取り組む問題
(a) 次の(i)〜(iii)が本文と合っているかどうか、それぞれ「はい」か「いいえ」で答え、決め手になる本文の言葉をそのまま引いてください。(i) 第三者委員会は昨年9月に設置された。(ii) 教育長は報告書の内容を、滝沢市教委から直接受け取った報告書を読んで知っている。(iii) 第三者委員会はこれまでに10回の調査委員会を開いた。
(b) 本文で、教育長は学校による調査についてどう受け止めていると言っていますか。

本文

"""

ただいまから、教育長記者会見を始めます。

本日は、教育長からの発表はありませんので、記者クラブからの質問等をお願いします。

 

幹事社
記者クラブからの代表質問はありませんので、各社から質問がありましたらお願いします。

 

記者
滝沢市で昨年5月に中学2年生の男子生徒が自殺した件について、第三者委員会が自殺の背景にいじめがあるとする報告書を滝沢市教委へ提出しました。これについての所感を伺います。

 

教育長
第三者委員会は昨年9月に設置され、これまで20回にわたる調査委員会を開催し最終報告をまとめられたということですけれども、現段階で私は、その報告書の内容について、昨夕から今朝にかけてのテレビ・新聞等報道による情報で把握しているのみです。これまで第三者委員会が専門的な知見から調査・検討を進められたということに対し、まずもって敬意を表したいと思います。また、報告の内容について、いじめの認定とともに子どもの自殺に一定の関係があるという報告がされたということでございますが、この報告を滝沢市教委では受け入れるという趣旨の説明があったと承知しております。県教委、私自身としてもその事実を重く受けとめなければならないと考えています。

 

記者
学校による調査では因果関係が不明という話がありましたが、これまでの学校の調査の方法に何か問題があったとお考えでしょうか。

 

教育長
第三者委員会の報告そのものについて、県教委として詳細に話を伺っていませんのではっきりしたことは申し上げられないのですが、報道では、報告書の中に学校の調査について努力したというような表現もあったが、今回の第三者委員会で各界の専門家の方々がお集まりになって分析した結果、あのような報告書が出されたということですので、学校の調査には一定の限界があったのではないかと受け止めています。いずれにしても、学校が調査したこと等も含めて第三者委員会でアンケート調査や関係者への聴き取り等を行ったと聞いておりますので、そのような中で最終的にあのような報告になったということを事実として受け止めさせていただきたいと思います。

 

記者
今後、いじめ防止のために県教委として取り組んでいくことなど、何かお考えはありますか。

 

教育長
今回、いじめが自殺の直接的な要因になったかどうかは明らかではないということも併せて報告の中で言われているようではありますが、いずれ一定の関連があるということですので、まずもって発達段階の子どもたちが色々な集団生活を営む中で色々なトラブルが常に起こり得るという前提に立ちつつ、今回の滝沢市の事案を他の市町村での出来事と受け止めることなく、県内で起きた身近な事案として各学校において同じような事案を生じさせないような取組を県教委としても市町村教委等と情報共有しながら取り組んでいく必要があると思っています。

 

記者
まだ滝沢市教委から報告書について情報提供されていないとのことですが、昨日の報告書の中では事実関係だけではなく提言もなされていて、その中のキーワードとして「子どもたちに寄り添う」ということが少し足りなかったのではないかという記載もありましたが、そのような観点を指摘されたことについて、今後の教育行政の運営においてどのようにお考えでしょうか。

"""

記録データ
"""

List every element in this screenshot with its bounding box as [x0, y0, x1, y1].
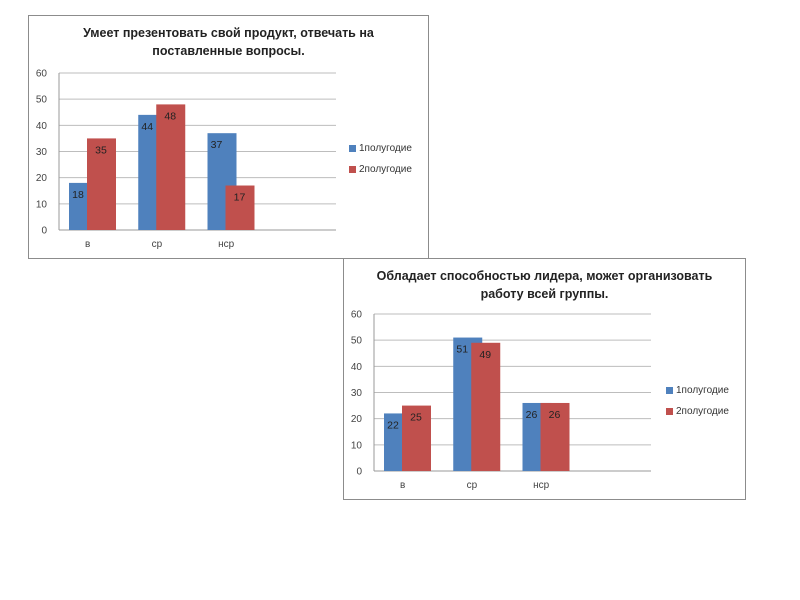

"""

答え
(a)
(i) はい。「第三者委員会は昨年9月に設置され」
(ii) いいえ。「昨夕から今朝にかけてのテレビ・新聞等報道による情報で把握しているのみです」
(iii) いいえ。「これまで20回にわたる調査委員会を開催し」

(b) 学校の調査には一定の限界があったのではないかと受け止めています。